[Records of document pages]

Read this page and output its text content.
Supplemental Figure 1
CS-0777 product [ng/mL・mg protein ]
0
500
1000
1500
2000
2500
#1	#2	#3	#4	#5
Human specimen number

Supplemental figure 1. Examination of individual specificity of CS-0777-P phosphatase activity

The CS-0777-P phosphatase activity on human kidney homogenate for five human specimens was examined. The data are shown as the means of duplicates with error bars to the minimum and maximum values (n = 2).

*REQUIRED ACTION:* Return each line above exactly.

*TASK OUTPUT:*
Read this page and output its text content.
Supplemental Figure 1
CS-0777 product [ng/mL・mg protein ]
0
500
1000
1500
2000
2500
#1	#2	#3	#4	#5
Human specimen number

Supplemental figure 1. Examination of individual specificity of CS-0777-P phosphatase activity

The CS-0777-P phosphatase activity on human kidney homogenate for five human specimens was examined. The data are shown as the means of duplicates with error bars to the minimum and maximum values (n = 2).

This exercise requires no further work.